Some records
<<<<

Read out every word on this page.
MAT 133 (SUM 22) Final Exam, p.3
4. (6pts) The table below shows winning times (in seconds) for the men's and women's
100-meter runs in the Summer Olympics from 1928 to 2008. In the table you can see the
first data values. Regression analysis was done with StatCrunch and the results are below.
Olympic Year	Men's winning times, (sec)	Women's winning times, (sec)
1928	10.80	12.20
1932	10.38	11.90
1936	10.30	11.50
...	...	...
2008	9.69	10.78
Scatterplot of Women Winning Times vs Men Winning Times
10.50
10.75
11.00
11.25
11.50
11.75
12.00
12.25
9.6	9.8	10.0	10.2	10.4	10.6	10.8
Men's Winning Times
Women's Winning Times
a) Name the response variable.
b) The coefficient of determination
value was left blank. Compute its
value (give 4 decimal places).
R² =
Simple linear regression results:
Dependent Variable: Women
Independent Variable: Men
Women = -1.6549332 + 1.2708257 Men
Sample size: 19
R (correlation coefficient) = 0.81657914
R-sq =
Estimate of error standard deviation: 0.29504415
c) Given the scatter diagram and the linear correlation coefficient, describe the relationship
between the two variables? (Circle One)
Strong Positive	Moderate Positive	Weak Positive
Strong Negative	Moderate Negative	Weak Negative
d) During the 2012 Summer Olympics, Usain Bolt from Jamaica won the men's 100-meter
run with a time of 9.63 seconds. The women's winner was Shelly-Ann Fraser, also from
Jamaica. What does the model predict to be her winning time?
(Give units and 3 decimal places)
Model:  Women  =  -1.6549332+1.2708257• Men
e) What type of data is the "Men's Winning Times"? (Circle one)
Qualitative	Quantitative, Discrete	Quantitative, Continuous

>>>>

• Your goal
Look for the word "results" in every line of the listing and copy the lines that have it.

• Correct answer
first data values. Regression analysis was done with StatCrunch and the results are below.
Simple linear regression results:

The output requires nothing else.